→ WHAT YOU SHOULD DO: Reproduce the rows below, substituting "qq-marker" for every "qq-point" and leaving everything else unchanged.

→ EXERCISE INPUT:
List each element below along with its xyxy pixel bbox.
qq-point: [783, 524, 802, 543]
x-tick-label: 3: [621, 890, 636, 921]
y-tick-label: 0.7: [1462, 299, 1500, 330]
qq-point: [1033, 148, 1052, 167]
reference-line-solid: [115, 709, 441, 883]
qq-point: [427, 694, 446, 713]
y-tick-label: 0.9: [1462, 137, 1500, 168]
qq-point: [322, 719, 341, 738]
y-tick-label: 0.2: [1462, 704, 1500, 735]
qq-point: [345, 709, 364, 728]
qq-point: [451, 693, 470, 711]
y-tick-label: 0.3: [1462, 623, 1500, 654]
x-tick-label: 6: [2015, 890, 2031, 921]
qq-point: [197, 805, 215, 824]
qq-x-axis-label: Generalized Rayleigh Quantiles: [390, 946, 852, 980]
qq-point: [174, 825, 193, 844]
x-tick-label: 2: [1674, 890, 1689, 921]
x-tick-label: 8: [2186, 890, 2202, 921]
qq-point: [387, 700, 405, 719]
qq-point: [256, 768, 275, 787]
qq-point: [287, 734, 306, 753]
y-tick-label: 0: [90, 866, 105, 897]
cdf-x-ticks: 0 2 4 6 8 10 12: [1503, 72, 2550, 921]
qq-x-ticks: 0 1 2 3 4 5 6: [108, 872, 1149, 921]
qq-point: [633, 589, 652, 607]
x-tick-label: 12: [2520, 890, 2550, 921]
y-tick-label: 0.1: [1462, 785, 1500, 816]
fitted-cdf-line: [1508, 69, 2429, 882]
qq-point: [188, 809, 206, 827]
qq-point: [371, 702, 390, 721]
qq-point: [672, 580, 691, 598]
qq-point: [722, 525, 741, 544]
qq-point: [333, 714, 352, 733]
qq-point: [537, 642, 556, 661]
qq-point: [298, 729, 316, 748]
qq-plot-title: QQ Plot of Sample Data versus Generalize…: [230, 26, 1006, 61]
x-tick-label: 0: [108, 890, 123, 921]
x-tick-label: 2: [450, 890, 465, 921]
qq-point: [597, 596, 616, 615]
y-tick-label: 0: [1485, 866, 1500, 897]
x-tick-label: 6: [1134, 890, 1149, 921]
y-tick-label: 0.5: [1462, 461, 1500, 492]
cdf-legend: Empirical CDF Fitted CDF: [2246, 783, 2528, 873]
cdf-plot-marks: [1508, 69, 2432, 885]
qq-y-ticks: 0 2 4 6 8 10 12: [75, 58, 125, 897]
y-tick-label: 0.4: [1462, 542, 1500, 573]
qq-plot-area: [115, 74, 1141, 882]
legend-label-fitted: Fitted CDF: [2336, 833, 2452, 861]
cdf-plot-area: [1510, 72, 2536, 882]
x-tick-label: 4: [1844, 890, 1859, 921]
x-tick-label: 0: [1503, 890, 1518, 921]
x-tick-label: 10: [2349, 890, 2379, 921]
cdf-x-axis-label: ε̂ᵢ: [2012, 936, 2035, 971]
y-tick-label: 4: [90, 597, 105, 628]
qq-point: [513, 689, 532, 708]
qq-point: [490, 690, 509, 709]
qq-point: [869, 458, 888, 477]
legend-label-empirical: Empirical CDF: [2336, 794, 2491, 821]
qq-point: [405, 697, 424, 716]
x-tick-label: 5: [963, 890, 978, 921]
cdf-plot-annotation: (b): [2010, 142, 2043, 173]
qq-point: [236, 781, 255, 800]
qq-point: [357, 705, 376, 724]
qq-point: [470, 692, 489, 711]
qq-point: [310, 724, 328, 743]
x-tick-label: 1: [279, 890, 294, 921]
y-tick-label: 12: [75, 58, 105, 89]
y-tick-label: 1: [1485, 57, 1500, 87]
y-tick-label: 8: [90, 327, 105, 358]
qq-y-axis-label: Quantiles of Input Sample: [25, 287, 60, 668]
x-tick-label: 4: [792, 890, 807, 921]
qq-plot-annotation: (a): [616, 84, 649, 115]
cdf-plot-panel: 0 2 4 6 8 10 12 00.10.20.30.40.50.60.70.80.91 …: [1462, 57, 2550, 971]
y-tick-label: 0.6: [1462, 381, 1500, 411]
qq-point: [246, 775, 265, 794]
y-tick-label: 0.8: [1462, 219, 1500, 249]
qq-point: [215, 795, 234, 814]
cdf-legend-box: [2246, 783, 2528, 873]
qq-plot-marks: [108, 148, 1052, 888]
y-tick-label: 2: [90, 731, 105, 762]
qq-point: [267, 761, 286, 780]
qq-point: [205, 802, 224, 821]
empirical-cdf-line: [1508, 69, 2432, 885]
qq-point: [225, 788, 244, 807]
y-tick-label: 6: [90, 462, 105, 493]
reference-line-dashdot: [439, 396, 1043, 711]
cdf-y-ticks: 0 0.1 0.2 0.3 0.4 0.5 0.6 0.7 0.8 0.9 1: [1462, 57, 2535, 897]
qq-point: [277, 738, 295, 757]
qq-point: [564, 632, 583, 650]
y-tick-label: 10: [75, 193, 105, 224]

→ EXERCISE ANSWER:
List each element below along with its xyxy pixel bbox.
qq-marker: [783, 524, 802, 543]
x-tick-label: 3: [621, 890, 636, 921]
y-tick-label: 0.7: [1462, 299, 1500, 330]
qq-marker: [1033, 148, 1052, 167]
reference-line-solid: [115, 709, 441, 883]
qq-marker: [427, 694, 446, 713]
y-tick-label: 0.9: [1462, 137, 1500, 168]
qq-marker: [322, 719, 341, 738]
y-tick-label: 0.2: [1462, 704, 1500, 735]
qq-marker: [345, 709, 364, 728]
qq-marker: [451, 693, 470, 711]
y-tick-label: 0.3: [1462, 623, 1500, 654]
x-tick-label: 6: [2015, 890, 2031, 921]
qq-marker: [197, 805, 215, 824]
qq-x-axis-label: Generalized Rayleigh Quantiles: [390, 946, 852, 980]
qq-marker: [174, 825, 193, 844]
x-tick-label: 2: [1674, 890, 1689, 921]
x-tick-label: 8: [2186, 890, 2202, 921]
qq-marker: [387, 700, 405, 719]
qq-marker: [256, 768, 275, 787]
qq-marker: [287, 734, 306, 753]
y-tick-label: 0: [90, 866, 105, 897]
cdf-x-ticks: 0 2 4 6 8 10 12: [1503, 72, 2550, 921]
qq-x-ticks: 0 1 2 3 4 5 6: [108, 872, 1149, 921]
qq-marker: [633, 589, 652, 607]
x-tick-label: 12: [2520, 890, 2550, 921]
y-tick-label: 0.1: [1462, 785, 1500, 816]
fitted-cdf-line: [1508, 69, 2429, 882]
qq-marker: [188, 809, 206, 827]
qq-marker: [371, 702, 390, 721]
qq-marker: [672, 580, 691, 598]
qq-marker: [722, 525, 741, 544]
qq-marker: [333, 714, 352, 733]
qq-marker: [537, 642, 556, 661]
qq-marker: [298, 729, 316, 748]
qq-plot-title: QQ Plot of Sample Data versus Generalize…: [230, 26, 1006, 61]
x-tick-label: 0: [108, 890, 123, 921]
x-tick-label: 2: [450, 890, 465, 921]
qq-marker: [597, 596, 616, 615]
y-tick-label: 0: [1485, 866, 1500, 897]
x-tick-label: 6: [1134, 890, 1149, 921]
y-tick-label: 0.5: [1462, 461, 1500, 492]
cdf-legend: Empirical CDF Fitted CDF: [2246, 783, 2528, 873]
cdf-plot-marks: [1508, 69, 2432, 885]
qq-y-ticks: 0 2 4 6 8 10 12: [75, 58, 125, 897]
y-tick-label: 0.4: [1462, 542, 1500, 573]
qq-plot-area: [115, 74, 1141, 882]
legend-label-fitted: Fitted CDF: [2336, 833, 2452, 861]
cdf-plot-area: [1510, 72, 2536, 882]
x-tick-label: 4: [1844, 890, 1859, 921]
x-tick-label: 0: [1503, 890, 1518, 921]
x-tick-label: 10: [2349, 890, 2379, 921]
cdf-x-axis-label: ε̂ᵢ: [2012, 936, 2035, 971]
y-tick-label: 4: [90, 597, 105, 628]
qq-marker: [513, 689, 532, 708]
qq-marker: [490, 690, 509, 709]
qq-marker: [869, 458, 888, 477]
legend-label-empirical: Empirical CDF: [2336, 794, 2491, 821]
qq-marker: [405, 697, 424, 716]
x-tick-label: 5: [963, 890, 978, 921]
cdf-plot-annotation: (b): [2010, 142, 2043, 173]
qq-marker: [236, 781, 255, 800]
qq-marker: [357, 705, 376, 724]
qq-marker: [470, 692, 489, 711]
qq-marker: [310, 724, 328, 743]
x-tick-label: 1: [279, 890, 294, 921]
y-tick-label: 12: [75, 58, 105, 89]
y-tick-label: 1: [1485, 57, 1500, 87]
y-tick-label: 8: [90, 327, 105, 358]
qq-y-axis-label: Quantiles of Input Sample: [25, 287, 60, 668]
x-tick-label: 4: [792, 890, 807, 921]
qq-plot-annotation: (a): [616, 84, 649, 115]
cdf-plot-panel: 0 2 4 6 8 10 12 00.10.20.30.40.50.60.70.80.91 …: [1462, 57, 2550, 971]
y-tick-label: 0.6: [1462, 381, 1500, 411]
qq-marker: [246, 775, 265, 794]
y-tick-label: 0.8: [1462, 219, 1500, 249]
qq-marker: [215, 795, 234, 814]
cdf-legend-box: [2246, 783, 2528, 873]
qq-plot-marks: [108, 148, 1052, 888]
y-tick-label: 2: [90, 731, 105, 762]
qq-marker: [267, 761, 286, 780]
qq-marker: [205, 802, 224, 821]
empirical-cdf-line: [1508, 69, 2432, 885]
qq-marker: [225, 788, 244, 807]
y-tick-label: 6: [90, 462, 105, 493]
reference-line-dashdot: [439, 396, 1043, 711]
cdf-y-ticks: 0 0.1 0.2 0.3 0.4 0.5 0.6 0.7 0.8 0.9 1: [1462, 57, 2535, 897]
qq-marker: [277, 738, 295, 757]
qq-marker: [564, 632, 583, 650]
y-tick-label: 10: [75, 193, 105, 224]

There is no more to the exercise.